[Records from a collection of figures]
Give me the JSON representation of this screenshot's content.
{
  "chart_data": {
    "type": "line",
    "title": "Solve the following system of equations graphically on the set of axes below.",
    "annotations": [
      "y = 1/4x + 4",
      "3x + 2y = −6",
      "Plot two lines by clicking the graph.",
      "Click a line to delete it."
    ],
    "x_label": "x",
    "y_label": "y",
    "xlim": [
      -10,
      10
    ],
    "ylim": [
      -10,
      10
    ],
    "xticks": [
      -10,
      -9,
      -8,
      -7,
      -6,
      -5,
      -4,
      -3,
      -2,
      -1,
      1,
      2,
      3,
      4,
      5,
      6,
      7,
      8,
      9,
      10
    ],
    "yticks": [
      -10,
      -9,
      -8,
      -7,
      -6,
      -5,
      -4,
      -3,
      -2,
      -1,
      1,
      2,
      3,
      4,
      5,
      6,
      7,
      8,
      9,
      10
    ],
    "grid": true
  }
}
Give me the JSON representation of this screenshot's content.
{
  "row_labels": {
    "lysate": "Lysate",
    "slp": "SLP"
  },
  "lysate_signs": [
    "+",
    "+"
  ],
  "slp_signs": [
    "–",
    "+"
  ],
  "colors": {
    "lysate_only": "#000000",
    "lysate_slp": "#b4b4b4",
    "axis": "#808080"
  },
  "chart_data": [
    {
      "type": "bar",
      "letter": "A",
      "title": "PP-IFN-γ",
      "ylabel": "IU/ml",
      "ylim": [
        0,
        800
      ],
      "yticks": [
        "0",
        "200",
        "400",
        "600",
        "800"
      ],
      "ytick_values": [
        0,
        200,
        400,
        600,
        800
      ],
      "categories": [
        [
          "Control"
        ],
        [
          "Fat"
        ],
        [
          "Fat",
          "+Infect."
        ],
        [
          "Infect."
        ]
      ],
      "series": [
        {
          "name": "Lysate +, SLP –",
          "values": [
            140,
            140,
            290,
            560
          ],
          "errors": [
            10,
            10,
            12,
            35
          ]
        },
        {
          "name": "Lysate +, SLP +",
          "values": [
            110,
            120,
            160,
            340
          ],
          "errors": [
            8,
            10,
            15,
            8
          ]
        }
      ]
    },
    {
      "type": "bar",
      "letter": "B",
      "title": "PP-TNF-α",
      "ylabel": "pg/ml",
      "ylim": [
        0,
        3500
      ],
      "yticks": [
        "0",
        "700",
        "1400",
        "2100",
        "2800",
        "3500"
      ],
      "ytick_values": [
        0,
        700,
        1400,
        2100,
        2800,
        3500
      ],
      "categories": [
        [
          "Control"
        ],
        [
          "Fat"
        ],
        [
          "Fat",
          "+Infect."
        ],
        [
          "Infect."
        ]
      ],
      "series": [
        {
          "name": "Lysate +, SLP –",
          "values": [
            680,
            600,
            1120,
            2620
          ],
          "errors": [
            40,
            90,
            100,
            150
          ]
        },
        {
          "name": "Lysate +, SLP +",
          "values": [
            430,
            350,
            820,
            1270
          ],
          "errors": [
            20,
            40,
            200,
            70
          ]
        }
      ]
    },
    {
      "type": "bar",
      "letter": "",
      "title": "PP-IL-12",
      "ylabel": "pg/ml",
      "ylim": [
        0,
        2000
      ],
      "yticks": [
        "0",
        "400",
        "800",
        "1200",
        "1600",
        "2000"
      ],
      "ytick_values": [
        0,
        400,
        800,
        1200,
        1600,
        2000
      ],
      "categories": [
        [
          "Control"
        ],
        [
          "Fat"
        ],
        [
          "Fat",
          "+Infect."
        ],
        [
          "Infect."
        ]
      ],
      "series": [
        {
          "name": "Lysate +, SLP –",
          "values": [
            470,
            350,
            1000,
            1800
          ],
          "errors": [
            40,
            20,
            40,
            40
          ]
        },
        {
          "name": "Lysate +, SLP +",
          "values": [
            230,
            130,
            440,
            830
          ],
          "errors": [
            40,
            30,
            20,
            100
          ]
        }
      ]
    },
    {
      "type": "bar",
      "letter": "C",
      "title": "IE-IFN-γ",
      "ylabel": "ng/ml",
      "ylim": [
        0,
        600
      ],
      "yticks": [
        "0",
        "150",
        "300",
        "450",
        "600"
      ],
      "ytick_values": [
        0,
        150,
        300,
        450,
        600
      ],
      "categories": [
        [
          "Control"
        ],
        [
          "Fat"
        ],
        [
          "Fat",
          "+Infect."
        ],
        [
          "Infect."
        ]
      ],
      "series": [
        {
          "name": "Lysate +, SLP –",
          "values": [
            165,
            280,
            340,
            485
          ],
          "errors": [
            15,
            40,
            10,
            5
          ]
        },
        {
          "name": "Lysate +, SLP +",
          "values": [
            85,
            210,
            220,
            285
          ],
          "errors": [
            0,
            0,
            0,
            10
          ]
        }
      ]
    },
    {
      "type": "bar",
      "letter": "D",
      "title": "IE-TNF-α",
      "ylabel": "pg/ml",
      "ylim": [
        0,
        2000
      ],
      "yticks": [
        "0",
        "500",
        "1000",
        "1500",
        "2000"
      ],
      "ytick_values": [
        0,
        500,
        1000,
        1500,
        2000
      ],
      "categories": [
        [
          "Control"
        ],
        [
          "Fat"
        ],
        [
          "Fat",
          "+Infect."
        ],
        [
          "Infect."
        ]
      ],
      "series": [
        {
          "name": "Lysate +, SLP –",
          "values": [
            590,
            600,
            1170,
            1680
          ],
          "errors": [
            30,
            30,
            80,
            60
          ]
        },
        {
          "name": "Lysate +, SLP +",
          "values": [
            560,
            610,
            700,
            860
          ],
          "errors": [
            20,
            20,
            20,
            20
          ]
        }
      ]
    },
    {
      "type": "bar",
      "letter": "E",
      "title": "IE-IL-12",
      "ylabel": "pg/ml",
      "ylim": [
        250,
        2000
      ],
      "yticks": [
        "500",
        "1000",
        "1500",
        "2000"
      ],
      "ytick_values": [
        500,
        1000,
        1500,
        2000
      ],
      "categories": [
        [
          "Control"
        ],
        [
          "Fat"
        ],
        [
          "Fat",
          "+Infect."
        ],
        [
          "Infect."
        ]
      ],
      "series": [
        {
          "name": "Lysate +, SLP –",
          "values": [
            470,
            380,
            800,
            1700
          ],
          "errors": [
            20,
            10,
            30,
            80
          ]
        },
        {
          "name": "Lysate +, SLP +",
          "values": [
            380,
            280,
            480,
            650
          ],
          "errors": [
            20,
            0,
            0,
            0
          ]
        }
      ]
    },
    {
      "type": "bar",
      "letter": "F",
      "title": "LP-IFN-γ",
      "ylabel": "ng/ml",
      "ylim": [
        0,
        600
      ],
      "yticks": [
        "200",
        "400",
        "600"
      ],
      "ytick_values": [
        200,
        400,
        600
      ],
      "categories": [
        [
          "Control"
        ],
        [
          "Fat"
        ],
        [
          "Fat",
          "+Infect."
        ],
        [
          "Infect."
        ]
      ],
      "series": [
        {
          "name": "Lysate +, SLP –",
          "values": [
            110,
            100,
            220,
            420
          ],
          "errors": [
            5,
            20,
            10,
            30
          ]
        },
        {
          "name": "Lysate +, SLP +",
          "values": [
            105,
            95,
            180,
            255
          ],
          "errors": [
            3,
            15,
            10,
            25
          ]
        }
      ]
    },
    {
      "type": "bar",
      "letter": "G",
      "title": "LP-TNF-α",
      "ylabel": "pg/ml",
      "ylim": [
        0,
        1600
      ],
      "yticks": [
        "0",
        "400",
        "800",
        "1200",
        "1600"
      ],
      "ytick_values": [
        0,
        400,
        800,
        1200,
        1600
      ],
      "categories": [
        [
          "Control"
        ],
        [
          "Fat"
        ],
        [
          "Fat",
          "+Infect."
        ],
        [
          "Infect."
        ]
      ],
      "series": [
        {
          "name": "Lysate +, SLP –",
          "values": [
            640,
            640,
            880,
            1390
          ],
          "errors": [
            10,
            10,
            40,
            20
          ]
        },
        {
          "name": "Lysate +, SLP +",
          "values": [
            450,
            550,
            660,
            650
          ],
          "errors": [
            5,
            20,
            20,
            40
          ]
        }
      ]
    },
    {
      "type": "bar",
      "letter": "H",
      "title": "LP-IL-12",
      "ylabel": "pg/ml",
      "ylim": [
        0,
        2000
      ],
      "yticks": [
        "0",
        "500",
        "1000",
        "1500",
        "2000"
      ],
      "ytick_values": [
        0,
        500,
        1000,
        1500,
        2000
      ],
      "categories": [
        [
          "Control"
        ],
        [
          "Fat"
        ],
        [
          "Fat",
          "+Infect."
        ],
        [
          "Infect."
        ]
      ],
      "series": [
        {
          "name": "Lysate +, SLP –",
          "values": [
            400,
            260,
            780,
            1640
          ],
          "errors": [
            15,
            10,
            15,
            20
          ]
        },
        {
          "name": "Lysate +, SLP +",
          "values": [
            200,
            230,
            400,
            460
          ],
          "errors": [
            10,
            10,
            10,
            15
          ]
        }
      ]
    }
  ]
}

### Do this
Leave out every line without the string "letter" and copy the rest.

### Finished answer
      "letter": "A",
      "letter": "B",
      "letter": "",
      "letter": "C",
      "letter": "D",
      "letter": "E",
      "letter": "F",
      "letter": "G",
      "letter": "H",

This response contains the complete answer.